Lines of data:
★ ★ ★

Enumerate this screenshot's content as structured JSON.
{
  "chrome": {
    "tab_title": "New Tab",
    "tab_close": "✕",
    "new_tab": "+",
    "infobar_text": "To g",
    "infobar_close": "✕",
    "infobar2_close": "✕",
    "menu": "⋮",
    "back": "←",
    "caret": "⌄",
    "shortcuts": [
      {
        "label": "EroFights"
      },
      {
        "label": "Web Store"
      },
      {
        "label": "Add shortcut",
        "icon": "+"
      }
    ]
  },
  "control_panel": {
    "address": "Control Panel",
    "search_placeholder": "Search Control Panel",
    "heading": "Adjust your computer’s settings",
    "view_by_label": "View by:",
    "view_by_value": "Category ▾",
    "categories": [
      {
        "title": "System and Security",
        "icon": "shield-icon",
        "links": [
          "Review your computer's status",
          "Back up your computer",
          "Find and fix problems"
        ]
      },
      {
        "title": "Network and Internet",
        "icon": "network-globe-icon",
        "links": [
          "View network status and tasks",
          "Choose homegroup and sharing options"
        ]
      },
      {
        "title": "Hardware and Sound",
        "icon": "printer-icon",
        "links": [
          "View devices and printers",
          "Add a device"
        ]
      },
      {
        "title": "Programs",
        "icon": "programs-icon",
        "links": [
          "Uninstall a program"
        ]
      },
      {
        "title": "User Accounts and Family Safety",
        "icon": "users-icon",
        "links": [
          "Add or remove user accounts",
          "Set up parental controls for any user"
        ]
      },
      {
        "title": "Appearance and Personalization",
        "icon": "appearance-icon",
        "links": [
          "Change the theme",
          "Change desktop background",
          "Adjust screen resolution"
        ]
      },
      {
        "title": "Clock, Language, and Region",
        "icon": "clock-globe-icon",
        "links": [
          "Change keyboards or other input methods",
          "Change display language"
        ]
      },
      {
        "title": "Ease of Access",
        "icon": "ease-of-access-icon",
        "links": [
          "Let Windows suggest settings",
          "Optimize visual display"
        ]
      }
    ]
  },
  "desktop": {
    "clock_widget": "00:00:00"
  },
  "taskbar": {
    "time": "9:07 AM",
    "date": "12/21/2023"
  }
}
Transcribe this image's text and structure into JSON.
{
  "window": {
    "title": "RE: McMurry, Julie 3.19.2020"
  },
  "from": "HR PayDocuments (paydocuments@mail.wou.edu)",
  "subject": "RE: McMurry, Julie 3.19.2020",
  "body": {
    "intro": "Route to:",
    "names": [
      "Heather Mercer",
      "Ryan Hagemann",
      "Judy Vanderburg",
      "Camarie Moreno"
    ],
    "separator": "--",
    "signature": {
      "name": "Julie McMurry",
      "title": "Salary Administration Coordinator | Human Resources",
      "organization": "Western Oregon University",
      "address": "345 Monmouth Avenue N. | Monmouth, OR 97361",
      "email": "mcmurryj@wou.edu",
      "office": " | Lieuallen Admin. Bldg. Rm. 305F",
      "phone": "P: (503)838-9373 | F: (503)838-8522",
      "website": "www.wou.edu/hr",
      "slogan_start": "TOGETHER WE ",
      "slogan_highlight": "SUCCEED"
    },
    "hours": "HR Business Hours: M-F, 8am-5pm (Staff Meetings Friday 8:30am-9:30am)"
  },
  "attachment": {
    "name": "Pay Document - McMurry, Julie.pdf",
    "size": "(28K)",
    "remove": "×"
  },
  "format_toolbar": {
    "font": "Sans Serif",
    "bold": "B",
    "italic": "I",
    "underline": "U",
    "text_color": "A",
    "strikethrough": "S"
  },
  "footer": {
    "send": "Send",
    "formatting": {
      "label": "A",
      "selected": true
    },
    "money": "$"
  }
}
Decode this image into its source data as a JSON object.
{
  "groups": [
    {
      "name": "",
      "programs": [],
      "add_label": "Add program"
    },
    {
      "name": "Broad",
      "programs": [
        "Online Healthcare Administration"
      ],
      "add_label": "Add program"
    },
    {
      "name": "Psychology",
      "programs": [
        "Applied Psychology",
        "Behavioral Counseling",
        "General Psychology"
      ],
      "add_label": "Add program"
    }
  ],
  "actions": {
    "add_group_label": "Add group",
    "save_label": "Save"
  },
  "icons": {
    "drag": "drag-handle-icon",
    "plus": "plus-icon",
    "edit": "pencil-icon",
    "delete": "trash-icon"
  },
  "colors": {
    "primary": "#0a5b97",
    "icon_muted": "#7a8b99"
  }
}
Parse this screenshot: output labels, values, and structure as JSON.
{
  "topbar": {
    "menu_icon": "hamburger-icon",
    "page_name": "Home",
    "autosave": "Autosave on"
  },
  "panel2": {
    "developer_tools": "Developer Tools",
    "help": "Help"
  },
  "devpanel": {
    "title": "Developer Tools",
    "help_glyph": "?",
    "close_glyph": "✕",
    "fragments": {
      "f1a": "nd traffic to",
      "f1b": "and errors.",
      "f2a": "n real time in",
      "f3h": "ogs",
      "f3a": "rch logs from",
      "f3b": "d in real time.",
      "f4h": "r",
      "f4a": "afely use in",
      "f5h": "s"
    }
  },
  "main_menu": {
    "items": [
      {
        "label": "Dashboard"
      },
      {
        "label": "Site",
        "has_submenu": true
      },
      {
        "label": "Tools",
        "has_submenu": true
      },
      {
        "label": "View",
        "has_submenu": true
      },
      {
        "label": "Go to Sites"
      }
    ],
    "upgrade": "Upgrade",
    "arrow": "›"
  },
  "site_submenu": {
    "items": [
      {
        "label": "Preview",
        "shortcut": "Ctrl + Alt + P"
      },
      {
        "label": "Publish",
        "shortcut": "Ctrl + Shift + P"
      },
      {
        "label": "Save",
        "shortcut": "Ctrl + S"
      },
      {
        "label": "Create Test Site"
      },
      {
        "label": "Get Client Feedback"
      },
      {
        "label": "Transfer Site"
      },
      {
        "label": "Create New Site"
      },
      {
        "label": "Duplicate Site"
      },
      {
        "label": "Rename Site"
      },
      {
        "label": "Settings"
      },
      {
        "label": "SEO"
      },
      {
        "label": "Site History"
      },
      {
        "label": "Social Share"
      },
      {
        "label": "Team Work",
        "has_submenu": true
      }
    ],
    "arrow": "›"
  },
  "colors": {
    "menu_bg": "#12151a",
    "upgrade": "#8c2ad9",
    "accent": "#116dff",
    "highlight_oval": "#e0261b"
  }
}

★ ★ ★

## SHORT EXERCISE:
Look through the data above. Each line containing the word "desktop" needs to be copied.

## EXPECTED OUTPUT:
          "Change desktop background",
  "desktop": {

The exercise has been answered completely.